The request
Please give everything from the line containing "menu-item-label: Fountain Fill..." down to the line containing "menu-item-shortcut: Shift+F11 <box>317" as a numbered list, leaving out any blank lines.

Excerpts from a layout annotation set
▶
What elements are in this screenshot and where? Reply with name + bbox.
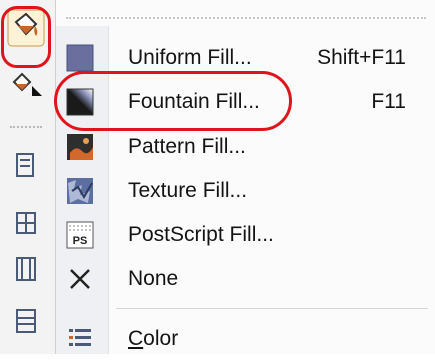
menu-item-label: Fountain Fill... <box>128 90 260 113</box>
accelerator-key: C <box>128 327 144 350</box>
toolbox-separator <box>10 126 42 128</box>
menu-item-label: Color <box>128 327 179 350</box>
tool-b-icon <box>16 212 36 234</box>
menu-separator <box>116 308 428 309</box>
tool-d-icon <box>16 309 36 333</box>
fill-tool-button[interactable] <box>6 8 46 48</box>
tool-a-button[interactable] <box>6 146 46 186</box>
menu-item-shortcut: Shift+F11 <box>317 46 406 69</box>
postscript-fill-icon: PS <box>66 221 94 249</box>
none-fill-icon <box>70 269 90 289</box>
texture-fill-icon <box>67 178 93 204</box>
pattern-fill-icon <box>67 134 93 160</box>
tool-d-button[interactable] <box>6 302 46 342</box>
fill-tool-icon <box>7 9 45 47</box>
fill-flyout-menu: Uniform Fill... Shift+F11 Fountain Fill.… <box>55 0 435 354</box>
menu-item-shortcut: F11 <box>371 90 406 113</box>
menu-item-texture-fill[interactable]: Texture Fill... <box>56 170 435 212</box>
svg-text:PS: PS <box>73 235 88 247</box>
interactive-fill-icon <box>12 72 42 96</box>
menu-item-none[interactable]: None <box>56 258 435 300</box>
toolbox <box>0 0 56 354</box>
tool-b-button[interactable] <box>6 204 46 244</box>
menu-item-label: Texture Fill... <box>128 179 248 202</box>
menu-item-pattern-fill[interactable]: Pattern Fill... <box>56 126 435 168</box>
tool-c-icon <box>16 257 36 281</box>
tool-a-icon <box>16 153 34 177</box>
menu-item-label: None <box>128 267 179 290</box>
menu-grip[interactable] <box>66 17 426 19</box>
tool-c-button[interactable] <box>6 250 46 290</box>
menu-item-label: Pattern Fill... <box>128 135 246 158</box>
menu-item-uniform-fill[interactable]: Uniform Fill... Shift+F11 <box>56 37 435 79</box>
menu-item-postscript-fill[interactable]: PS PostScript Fill... <box>56 214 435 256</box>
fountain-fill-icon <box>66 88 94 116</box>
menu-item-fountain-fill[interactable]: Fountain Fill... F11 <box>56 81 435 123</box>
menu-item-label: Uniform Fill... <box>128 46 252 69</box>
interactive-fill-button[interactable] <box>6 64 46 104</box>
menu-item-label: PostScript Fill... <box>128 223 274 246</box>
color-docker-icon <box>69 329 91 346</box>
uniform-fill-icon <box>66 44 94 72</box>
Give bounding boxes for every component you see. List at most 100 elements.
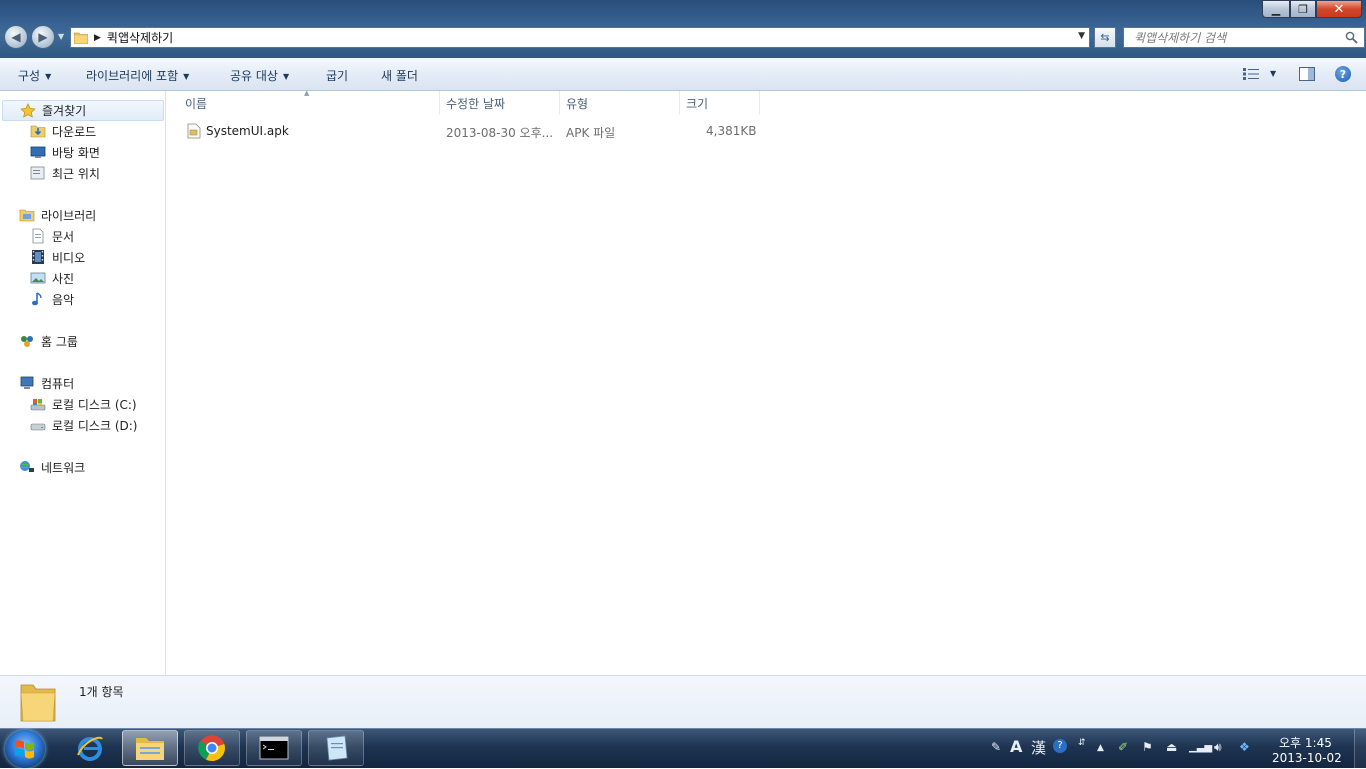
folder-icon: [74, 32, 88, 44]
share-with-button[interactable]: 공유 대상 ▼: [230, 67, 289, 84]
nav-libraries[interactable]: 라이브러리: [19, 205, 96, 225]
nav-item-drive-c[interactable]: 로컬 디스크 (C:): [30, 394, 137, 414]
taskbar-command-prompt[interactable]: [246, 730, 302, 766]
item-count: 1개 항목: [79, 685, 124, 699]
nav-network[interactable]: 네트워크: [19, 457, 85, 477]
computer-icon: [20, 376, 34, 389]
documents-icon: [32, 228, 44, 244]
nav-homegroup-label: 홈 그룹: [41, 334, 78, 349]
include-in-library-label: 라이브러리에 포함: [86, 69, 179, 83]
column-header-type[interactable]: 유형: [560, 91, 680, 115]
nav-item-pictures[interactable]: 사진: [30, 268, 74, 288]
address-history-dropdown-icon[interactable]: ▼: [1078, 31, 1085, 41]
nav-item-desktop[interactable]: 바탕 화면: [30, 142, 100, 162]
clock-time[interactable]: 오후 1:45: [1279, 734, 1332, 751]
nav-item-documents[interactable]: 문서: [30, 226, 74, 246]
close-button[interactable]: ✕: [1316, 0, 1362, 18]
maximize-button[interactable]: ❐: [1290, 0, 1316, 18]
homegroup-icon: [21, 336, 33, 347]
show-desktop-button[interactable]: [1354, 729, 1366, 769]
forward-button[interactable]: ▶: [31, 25, 55, 49]
search-box[interactable]: [1123, 27, 1365, 48]
breadcrumb-separator-icon[interactable]: ▶: [94, 33, 101, 43]
start-button[interactable]: [5, 730, 45, 768]
details-pane: 1개 항목: [0, 675, 1366, 728]
nav-item-label: 바탕 화면: [52, 145, 100, 160]
ime-mode-indicator[interactable]: A: [1010, 737, 1022, 756]
file-type: APK 파일: [566, 126, 616, 140]
back-arrow-icon: ◀: [11, 30, 21, 44]
view-dropdown-arrow-icon[interactable]: ▼: [1270, 69, 1276, 78]
column-header-name[interactable]: 이름: [179, 91, 440, 115]
dropbox-icon[interactable]: ❖: [1239, 740, 1250, 754]
nav-item-label: 음악: [52, 292, 75, 307]
nav-item-downloads[interactable]: 다운로드: [30, 121, 96, 141]
column-header-date-modified[interactable]: 수정한 날짜: [440, 91, 560, 115]
apk-file-icon: [187, 123, 201, 139]
action-center-flag-icon[interactable]: ⚑: [1142, 740, 1153, 754]
recent-pages-dropdown-icon[interactable]: ▼: [58, 32, 64, 41]
window-controls: ▁ ❐ ✕: [1262, 0, 1362, 18]
library-icon: [19, 209, 35, 222]
notepad-icon: [326, 735, 348, 761]
breadcrumb-current-folder[interactable]: 퀵앱삭제하기: [107, 29, 173, 46]
show-hidden-icons-icon[interactable]: ▲: [1097, 743, 1104, 753]
drive-d-icon: [30, 423, 46, 431]
volume-icon[interactable]: 🔊︎: [1214, 740, 1222, 755]
hanja-conversion-button[interactable]: 漢: [1031, 737, 1046, 758]
command-prompt-icon: [259, 736, 289, 760]
title-bar: ◀ ▶ ▼ ▶ 퀵앱삭제하기 ▼ ⇆ ▁ ❐ ✕: [0, 0, 1366, 58]
network-signal-icon[interactable]: ▁▃▅: [1189, 742, 1212, 753]
navigation-pane: 즐겨찾기 다운로드 바탕 화면 최근 위치 라이브러리 문서 비디오 사진 음악…: [0, 91, 166, 675]
include-in-library-button[interactable]: 라이브러리에 포함 ▼: [86, 67, 189, 84]
nav-computer[interactable]: 컴퓨터: [19, 373, 74, 393]
nav-item-drive-d[interactable]: 로컬 디스크 (D:): [30, 415, 137, 435]
file-row[interactable]: SystemUI.apk 2013-08-30 오후... APK 파일 4,3…: [179, 121, 769, 143]
internet-explorer-icon: [77, 736, 103, 761]
pictures-icon: [30, 272, 46, 284]
language-bar-options-icon[interactable]: ⇵: [1078, 738, 1086, 748]
file-list: ▲ 이름 수정한 날짜 유형 크기 SystemUI.apk 2013-08-3…: [167, 89, 1366, 675]
burn-button[interactable]: 굽기: [326, 67, 348, 84]
usb-device-icon[interactable]: ⏏: [1166, 740, 1177, 754]
nav-item-videos[interactable]: 비디오: [30, 247, 85, 267]
nav-favorites[interactable]: 즐겨찾기: [2, 100, 164, 121]
clock-date[interactable]: 2013-10-02: [1272, 751, 1342, 765]
help-icon[interactable]: ?: [1335, 66, 1351, 82]
refresh-button[interactable]: ⇆: [1094, 27, 1116, 48]
file-name: SystemUI.apk: [206, 124, 289, 138]
new-folder-button[interactable]: 새 폴더: [381, 67, 418, 84]
address-bar[interactable]: ▶ 퀵앱삭제하기 ▼: [70, 27, 1090, 48]
dropdown-arrow-icon: ▼: [282, 72, 290, 81]
taskbar-notepad[interactable]: [308, 730, 364, 766]
nav-item-music[interactable]: 음악: [30, 289, 74, 309]
minimize-button[interactable]: ▁: [1262, 0, 1290, 18]
forward-arrow-icon: ▶: [38, 30, 48, 44]
windows-explorer-icon: [136, 738, 164, 760]
nav-item-label: 사진: [52, 271, 75, 286]
taskbar-internet-explorer[interactable]: [62, 730, 118, 766]
pen-tool-tray-icon[interactable]: ✐: [1118, 740, 1128, 754]
recent-places-icon: [30, 166, 45, 180]
back-button[interactable]: ◀: [4, 25, 28, 49]
view-options-icon[interactable]: [1243, 68, 1259, 80]
language-bar-icon[interactable]: ✎: [991, 740, 1001, 754]
drive-c-icon: [30, 399, 46, 411]
music-icon: [32, 292, 42, 306]
ime-help-icon[interactable]: ?: [1053, 739, 1067, 753]
dropdown-arrow-icon: ▼: [45, 72, 52, 81]
organize-label: 구성: [18, 69, 41, 83]
videos-icon: [32, 250, 44, 264]
taskbar-google-chrome[interactable]: [184, 730, 240, 766]
refresh-icon: ⇆: [1100, 31, 1110, 44]
nav-homegroup[interactable]: 홈 그룹: [19, 331, 78, 351]
nav-computer-label: 컴퓨터: [41, 376, 75, 391]
nav-item-recent-places[interactable]: 최근 위치: [30, 163, 100, 183]
file-size: 4,381KB: [706, 124, 757, 138]
column-header-size[interactable]: 크기: [680, 91, 760, 115]
taskbar-windows-explorer[interactable]: [122, 730, 178, 766]
preview-pane-icon[interactable]: [1299, 67, 1315, 81]
dropdown-arrow-icon: ▼: [183, 72, 190, 81]
search-input[interactable]: [1132, 29, 1346, 46]
organize-menu-button[interactable]: 구성 ▼: [18, 67, 51, 84]
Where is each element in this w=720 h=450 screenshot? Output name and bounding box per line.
◀
Answer
1. menu-item-label: Fountain Fill... <box>128 90 260 113</box>
2. accelerator-key: C <box>128 327 144 350</box>
3. toolbox-separator <box>10 126 42 128</box>
4. menu-item-label: Color <box>128 327 179 350</box>
5. tool-b-icon <box>16 212 36 234</box>
6. menu-separator <box>116 308 428 309</box>
7. tool-d-icon <box>16 309 36 333</box>
8. fill-tool-button[interactable] <box>6 8 46 48</box>
9. tool-a-button[interactable] <box>6 146 46 186</box>
10. menu-item-shortcut: Shift+F11 <box>317 46 406 69</box>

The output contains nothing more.